Exercise goal.
Pick out every line with the word "συσχέτιση" and copy it.

▬▬▬▬▬▬

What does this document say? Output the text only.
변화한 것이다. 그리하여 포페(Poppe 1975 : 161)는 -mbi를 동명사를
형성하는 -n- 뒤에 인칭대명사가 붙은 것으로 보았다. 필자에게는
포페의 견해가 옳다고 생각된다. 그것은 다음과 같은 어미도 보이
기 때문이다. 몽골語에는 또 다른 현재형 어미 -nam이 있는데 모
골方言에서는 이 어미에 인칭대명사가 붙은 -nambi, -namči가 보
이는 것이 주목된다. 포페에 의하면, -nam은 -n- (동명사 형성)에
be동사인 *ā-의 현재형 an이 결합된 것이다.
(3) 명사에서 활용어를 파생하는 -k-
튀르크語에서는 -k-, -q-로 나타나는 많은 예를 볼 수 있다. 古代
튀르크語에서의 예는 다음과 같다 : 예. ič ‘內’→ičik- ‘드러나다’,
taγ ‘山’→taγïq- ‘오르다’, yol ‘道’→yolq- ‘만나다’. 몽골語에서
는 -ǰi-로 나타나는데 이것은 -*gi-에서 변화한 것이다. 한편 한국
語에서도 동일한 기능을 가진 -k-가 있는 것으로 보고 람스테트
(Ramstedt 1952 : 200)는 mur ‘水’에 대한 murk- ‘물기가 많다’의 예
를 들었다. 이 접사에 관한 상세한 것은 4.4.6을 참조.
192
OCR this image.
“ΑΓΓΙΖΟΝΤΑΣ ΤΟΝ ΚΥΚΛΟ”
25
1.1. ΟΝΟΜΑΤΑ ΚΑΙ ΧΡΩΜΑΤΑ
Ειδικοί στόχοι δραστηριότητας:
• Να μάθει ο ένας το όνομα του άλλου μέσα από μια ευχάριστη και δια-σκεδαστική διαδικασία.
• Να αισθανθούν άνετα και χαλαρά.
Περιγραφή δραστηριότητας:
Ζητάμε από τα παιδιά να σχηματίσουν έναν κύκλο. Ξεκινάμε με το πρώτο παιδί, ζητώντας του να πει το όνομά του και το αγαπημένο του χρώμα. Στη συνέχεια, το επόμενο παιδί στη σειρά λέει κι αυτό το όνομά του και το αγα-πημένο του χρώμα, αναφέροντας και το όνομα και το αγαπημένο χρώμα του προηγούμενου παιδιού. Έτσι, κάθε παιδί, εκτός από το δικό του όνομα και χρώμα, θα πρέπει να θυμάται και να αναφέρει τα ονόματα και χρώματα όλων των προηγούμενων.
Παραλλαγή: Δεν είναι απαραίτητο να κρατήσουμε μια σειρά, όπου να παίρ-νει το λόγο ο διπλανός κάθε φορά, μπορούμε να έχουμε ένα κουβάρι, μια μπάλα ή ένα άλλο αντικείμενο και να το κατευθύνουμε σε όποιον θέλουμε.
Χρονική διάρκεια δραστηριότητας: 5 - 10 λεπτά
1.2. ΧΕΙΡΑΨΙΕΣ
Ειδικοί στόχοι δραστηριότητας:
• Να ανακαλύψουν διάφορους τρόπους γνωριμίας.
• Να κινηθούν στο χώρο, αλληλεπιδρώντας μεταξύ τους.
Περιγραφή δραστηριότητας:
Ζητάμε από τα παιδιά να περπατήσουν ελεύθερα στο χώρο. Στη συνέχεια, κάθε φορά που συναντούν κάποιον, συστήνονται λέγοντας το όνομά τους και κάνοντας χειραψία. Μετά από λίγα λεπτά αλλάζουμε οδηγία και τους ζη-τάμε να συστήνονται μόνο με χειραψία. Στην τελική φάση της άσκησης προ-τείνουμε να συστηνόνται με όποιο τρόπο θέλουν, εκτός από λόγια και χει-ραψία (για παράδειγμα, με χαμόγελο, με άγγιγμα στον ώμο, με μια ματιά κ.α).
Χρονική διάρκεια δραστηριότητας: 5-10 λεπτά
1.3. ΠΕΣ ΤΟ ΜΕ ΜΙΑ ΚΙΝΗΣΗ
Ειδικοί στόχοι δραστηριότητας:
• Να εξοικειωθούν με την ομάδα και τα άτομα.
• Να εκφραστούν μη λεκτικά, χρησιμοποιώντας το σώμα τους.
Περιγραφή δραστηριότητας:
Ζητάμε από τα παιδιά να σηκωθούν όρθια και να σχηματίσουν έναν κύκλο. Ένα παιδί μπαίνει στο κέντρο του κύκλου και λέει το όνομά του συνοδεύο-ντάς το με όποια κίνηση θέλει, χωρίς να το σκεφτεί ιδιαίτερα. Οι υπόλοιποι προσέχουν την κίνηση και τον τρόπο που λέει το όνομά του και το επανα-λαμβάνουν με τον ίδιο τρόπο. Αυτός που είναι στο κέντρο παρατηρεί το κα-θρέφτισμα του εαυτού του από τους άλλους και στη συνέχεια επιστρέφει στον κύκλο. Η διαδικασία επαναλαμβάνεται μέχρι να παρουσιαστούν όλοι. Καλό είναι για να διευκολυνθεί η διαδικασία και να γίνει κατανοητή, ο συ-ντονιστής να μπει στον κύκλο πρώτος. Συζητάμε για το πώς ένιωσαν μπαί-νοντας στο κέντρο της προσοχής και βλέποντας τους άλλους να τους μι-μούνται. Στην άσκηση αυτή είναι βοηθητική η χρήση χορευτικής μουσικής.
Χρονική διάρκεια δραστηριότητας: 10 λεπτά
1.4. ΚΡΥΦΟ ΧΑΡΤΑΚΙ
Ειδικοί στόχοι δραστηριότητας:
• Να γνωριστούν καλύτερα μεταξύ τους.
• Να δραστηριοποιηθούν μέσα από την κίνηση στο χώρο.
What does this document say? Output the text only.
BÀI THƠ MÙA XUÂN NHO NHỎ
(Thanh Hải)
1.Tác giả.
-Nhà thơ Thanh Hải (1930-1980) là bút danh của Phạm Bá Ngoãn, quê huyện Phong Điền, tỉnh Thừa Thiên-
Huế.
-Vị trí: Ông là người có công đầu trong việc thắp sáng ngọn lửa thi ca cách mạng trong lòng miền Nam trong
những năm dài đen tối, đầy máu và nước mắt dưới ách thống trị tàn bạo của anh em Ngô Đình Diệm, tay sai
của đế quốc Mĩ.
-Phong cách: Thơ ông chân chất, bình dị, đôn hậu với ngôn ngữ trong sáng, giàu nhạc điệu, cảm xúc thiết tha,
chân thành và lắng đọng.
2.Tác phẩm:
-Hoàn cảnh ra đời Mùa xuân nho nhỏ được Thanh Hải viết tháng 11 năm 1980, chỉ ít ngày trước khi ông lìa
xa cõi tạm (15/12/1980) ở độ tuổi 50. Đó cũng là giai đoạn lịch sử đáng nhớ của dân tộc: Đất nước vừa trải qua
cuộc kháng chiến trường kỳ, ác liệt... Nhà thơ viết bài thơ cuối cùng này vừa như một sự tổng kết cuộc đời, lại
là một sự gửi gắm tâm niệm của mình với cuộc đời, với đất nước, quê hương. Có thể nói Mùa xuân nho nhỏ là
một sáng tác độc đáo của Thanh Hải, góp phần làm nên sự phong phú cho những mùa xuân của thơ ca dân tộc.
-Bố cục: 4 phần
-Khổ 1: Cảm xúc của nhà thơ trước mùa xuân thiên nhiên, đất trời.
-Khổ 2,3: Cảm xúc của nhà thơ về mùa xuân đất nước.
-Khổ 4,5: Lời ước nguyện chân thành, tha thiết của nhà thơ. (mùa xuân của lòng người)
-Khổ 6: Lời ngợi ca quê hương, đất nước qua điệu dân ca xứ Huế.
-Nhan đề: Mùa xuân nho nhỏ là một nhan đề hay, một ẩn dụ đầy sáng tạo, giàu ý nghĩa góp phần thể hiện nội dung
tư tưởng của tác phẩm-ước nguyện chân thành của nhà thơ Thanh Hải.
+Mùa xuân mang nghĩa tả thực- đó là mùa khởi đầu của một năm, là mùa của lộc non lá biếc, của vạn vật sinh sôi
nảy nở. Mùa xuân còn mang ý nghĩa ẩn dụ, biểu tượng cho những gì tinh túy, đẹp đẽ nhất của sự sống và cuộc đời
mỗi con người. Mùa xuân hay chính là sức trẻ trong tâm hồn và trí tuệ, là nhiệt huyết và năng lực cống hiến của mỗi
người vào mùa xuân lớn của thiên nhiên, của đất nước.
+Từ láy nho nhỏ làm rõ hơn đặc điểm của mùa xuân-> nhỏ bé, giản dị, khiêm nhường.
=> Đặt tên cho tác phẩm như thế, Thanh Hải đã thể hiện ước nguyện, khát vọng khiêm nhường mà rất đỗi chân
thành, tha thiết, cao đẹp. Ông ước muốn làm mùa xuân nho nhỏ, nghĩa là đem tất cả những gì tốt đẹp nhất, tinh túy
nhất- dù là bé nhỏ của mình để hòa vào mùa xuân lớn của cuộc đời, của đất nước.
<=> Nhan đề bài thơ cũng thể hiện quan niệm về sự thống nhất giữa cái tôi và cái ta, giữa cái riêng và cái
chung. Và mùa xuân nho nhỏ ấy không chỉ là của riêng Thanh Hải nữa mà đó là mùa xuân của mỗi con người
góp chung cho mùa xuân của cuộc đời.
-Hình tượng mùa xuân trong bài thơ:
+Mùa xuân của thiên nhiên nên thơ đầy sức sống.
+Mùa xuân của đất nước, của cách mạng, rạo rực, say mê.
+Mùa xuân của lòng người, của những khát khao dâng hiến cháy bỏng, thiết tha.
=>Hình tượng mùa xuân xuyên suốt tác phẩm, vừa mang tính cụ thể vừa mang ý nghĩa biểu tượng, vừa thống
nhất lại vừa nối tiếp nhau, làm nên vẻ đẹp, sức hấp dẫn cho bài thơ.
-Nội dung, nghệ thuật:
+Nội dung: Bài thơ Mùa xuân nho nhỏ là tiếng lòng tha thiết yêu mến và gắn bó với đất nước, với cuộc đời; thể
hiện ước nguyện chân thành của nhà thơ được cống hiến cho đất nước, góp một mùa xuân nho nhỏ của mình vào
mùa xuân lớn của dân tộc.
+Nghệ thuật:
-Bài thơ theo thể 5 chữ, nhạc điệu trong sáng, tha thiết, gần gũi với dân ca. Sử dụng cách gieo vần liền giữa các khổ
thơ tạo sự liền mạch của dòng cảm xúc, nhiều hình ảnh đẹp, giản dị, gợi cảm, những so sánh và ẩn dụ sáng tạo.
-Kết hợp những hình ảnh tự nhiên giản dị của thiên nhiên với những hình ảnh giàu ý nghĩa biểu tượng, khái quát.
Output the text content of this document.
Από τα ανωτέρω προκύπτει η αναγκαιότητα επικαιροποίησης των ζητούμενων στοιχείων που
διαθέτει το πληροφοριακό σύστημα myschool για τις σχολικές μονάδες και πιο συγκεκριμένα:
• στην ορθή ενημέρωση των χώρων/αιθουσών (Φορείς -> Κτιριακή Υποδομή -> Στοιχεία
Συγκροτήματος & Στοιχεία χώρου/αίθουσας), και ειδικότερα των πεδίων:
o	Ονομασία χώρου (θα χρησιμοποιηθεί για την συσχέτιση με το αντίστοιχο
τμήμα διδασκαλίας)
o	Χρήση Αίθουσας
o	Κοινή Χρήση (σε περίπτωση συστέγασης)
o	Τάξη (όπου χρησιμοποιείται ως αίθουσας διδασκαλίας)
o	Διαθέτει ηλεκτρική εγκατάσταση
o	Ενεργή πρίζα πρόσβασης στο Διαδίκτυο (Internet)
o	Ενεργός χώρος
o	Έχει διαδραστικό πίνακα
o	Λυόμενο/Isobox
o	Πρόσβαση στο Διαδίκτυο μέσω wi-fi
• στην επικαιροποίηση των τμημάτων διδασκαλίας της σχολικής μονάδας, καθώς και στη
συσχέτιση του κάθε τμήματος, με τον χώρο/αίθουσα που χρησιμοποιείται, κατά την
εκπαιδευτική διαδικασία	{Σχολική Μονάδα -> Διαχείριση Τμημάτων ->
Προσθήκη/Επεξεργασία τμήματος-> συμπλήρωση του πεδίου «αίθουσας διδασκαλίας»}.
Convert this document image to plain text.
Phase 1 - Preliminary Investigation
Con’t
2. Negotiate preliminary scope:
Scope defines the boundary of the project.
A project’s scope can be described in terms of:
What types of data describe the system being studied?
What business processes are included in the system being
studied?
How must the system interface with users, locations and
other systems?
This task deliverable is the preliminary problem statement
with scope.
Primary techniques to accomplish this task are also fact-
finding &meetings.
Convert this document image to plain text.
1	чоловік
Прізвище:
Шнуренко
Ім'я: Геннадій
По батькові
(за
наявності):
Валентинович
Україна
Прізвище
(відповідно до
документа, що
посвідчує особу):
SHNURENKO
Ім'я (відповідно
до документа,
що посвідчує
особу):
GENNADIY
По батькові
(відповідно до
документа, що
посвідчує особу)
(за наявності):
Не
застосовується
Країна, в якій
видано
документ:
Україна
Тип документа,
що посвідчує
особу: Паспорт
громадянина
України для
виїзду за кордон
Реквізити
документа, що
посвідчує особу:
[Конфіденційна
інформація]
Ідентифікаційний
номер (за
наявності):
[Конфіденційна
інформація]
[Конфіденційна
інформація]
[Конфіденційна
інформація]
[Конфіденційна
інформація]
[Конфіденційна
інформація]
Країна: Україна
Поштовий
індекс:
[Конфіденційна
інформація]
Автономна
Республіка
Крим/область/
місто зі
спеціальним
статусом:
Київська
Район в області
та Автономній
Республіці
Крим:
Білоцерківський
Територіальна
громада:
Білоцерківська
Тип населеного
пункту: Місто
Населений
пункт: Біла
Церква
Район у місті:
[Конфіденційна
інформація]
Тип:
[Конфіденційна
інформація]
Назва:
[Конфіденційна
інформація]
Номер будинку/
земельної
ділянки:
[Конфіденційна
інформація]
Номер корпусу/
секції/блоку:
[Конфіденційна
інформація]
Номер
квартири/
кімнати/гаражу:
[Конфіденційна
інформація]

▬▬▬▬▬▬

Worked solution.
o	Ονομασία χώρου (θα χρησιμοποιηθεί για την συσχέτιση με το αντίστοιχο
συσχέτιση του κάθε τμήματος, με τον χώρο/αίθουσα που χρησιμοποιείται, κατά την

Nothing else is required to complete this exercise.